**Dataset entries**
+ + +

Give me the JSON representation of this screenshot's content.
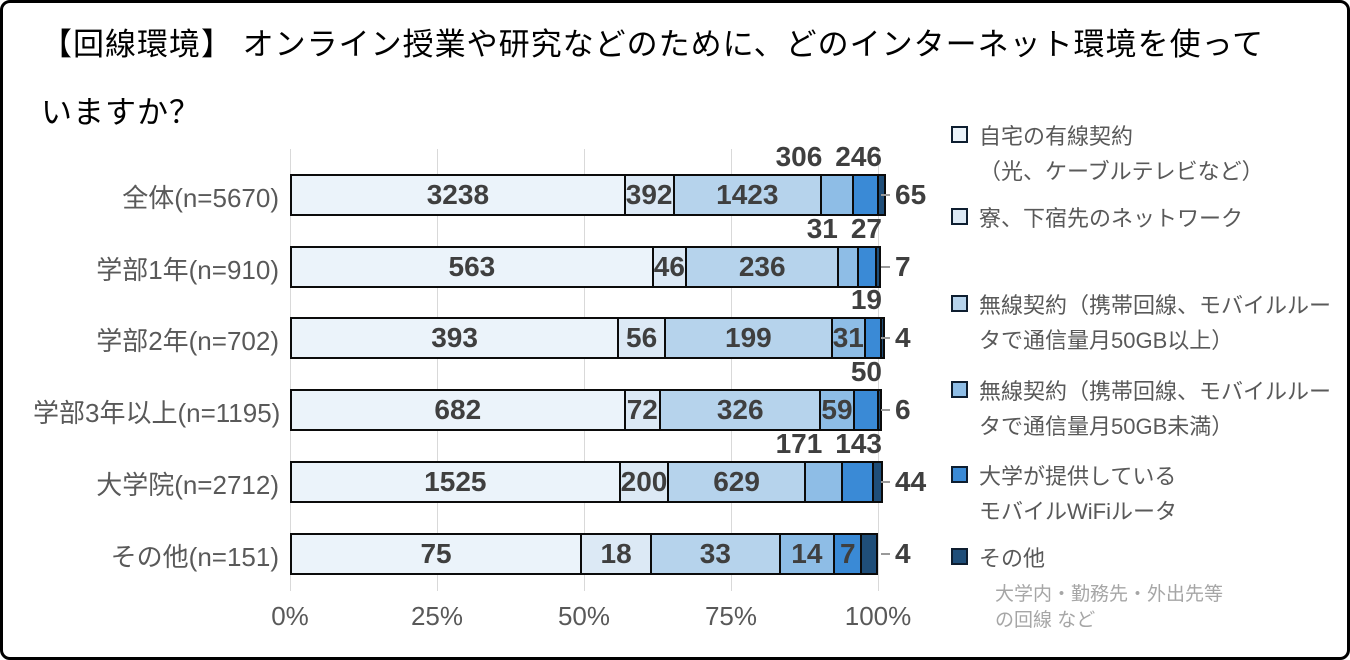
{
  "title": {
    "line1": "【回線環境】 オンライン授業や研究などのために、どのインターネット環境を使って",
    "line2": "いますか？"
  },
  "chart_data": {
    "type": "bar",
    "stacked": true,
    "orientation": "horizontal",
    "title": "【回線環境】 オンライン授業や研究などのために、どのインターネット環境を使っていますか？",
    "x_axis": {
      "tick_labels": [
        "0%",
        "25%",
        "50%",
        "75%",
        "100%"
      ],
      "range_percent": [
        0,
        100
      ],
      "grid": true
    },
    "series_names": [
      "自宅の有線契約（光、ケーブルテレビなど）",
      "寮、下宿先のネットワーク",
      "無線契約（携帯回線、モバイルルータで通信量月50GB以上）",
      "無線契約（携帯回線、モバイルルータで通信量月50GB未満）",
      "大学が提供しているモバイルWiFiルータ",
      "その他"
    ],
    "series_colors": [
      "#ebf3fa",
      "#dce9f5",
      "#b6d3ec",
      "#8ebde6",
      "#3a8ad6",
      "#1f4e79"
    ],
    "categories": [
      "全体(n=5670)",
      "学部1年(n=910)",
      "学部2年(n=702)",
      "学部3年以上(n=1195)",
      "大学院(n=2712)",
      "その他(n=151)"
    ],
    "rows": [
      {
        "category": "全体(n=5670)",
        "n": 5670,
        "values": [
          3238,
          392,
          1423,
          306,
          246,
          65
        ],
        "label_pos": [
          "in",
          "in",
          "in",
          "above",
          "above",
          "right"
        ]
      },
      {
        "category": "学部1年(n=910)",
        "n": 910,
        "values": [
          563,
          46,
          236,
          31,
          27,
          7
        ],
        "label_pos": [
          "in",
          "in",
          "in",
          "above",
          "above",
          "right"
        ]
      },
      {
        "category": "学部2年(n=702)",
        "n": 702,
        "values": [
          393,
          56,
          199,
          31,
          19,
          4
        ],
        "label_pos": [
          "in",
          "in",
          "in",
          "in",
          "above",
          "right"
        ]
      },
      {
        "category": "学部3年以上(n=1195)",
        "n": 1195,
        "values": [
          682,
          72,
          326,
          59,
          50,
          6
        ],
        "label_pos": [
          "in",
          "in",
          "in",
          "in",
          "above",
          "right"
        ]
      },
      {
        "category": "大学院(n=2712)",
        "n": 2712,
        "values": [
          1525,
          200,
          629,
          171,
          143,
          44
        ],
        "label_pos": [
          "in",
          "in",
          "in",
          "above",
          "above",
          "right"
        ]
      },
      {
        "category": "その他(n=151)",
        "n": 151,
        "values": [
          75,
          18,
          33,
          14,
          7,
          4
        ],
        "label_pos": [
          "in",
          "in",
          "in",
          "in",
          "in",
          "right"
        ]
      }
    ]
  },
  "legend": {
    "items": [
      {
        "name": "自宅の有線契約（光、ケーブルテレビなど）",
        "color": "#ebf3fa",
        "lines": [
          "自宅の有線契約",
          "（光、ケーブルテレビなど）"
        ]
      },
      {
        "name": "寮、下宿先のネットワーク",
        "color": "#dce9f5",
        "lines": [
          "寮、下宿先のネットワーク"
        ]
      },
      {
        "name": "無線契約（携帯回線、モバイルルータで通信量月50GB以上）",
        "color": "#b6d3ec",
        "lines": [
          "無線契約（携帯回線、モバイルルー",
          "タで通信量月50GB以上）"
        ]
      },
      {
        "name": "無線契約（携帯回線、モバイルルータで通信量月50GB未満）",
        "color": "#8ebde6",
        "lines": [
          "無線契約（携帯回線、モバイルルー",
          "タで通信量月50GB未満）"
        ]
      },
      {
        "name": "大学が提供しているモバイルWiFiルータ",
        "color": "#3a8ad6",
        "lines": [
          "大学が提供している",
          "モバイルWiFiルータ"
        ]
      },
      {
        "name": "その他",
        "color": "#1f4e79",
        "lines": [
          "その他"
        ],
        "sub": [
          "大学内・勤務先・外出先等",
          "の回線 など"
        ]
      }
    ]
  }
}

+ + +

From the entries above, extract every line where the word "オンライン授業や研究などのために" appears.

    "line1": "【回線環境】 オンライン授業や研究などのために、どのインターネット環境を使って",
    "title": "【回線環境】 オンライン授業や研究などのために、どのインターネット環境を使っていますか？",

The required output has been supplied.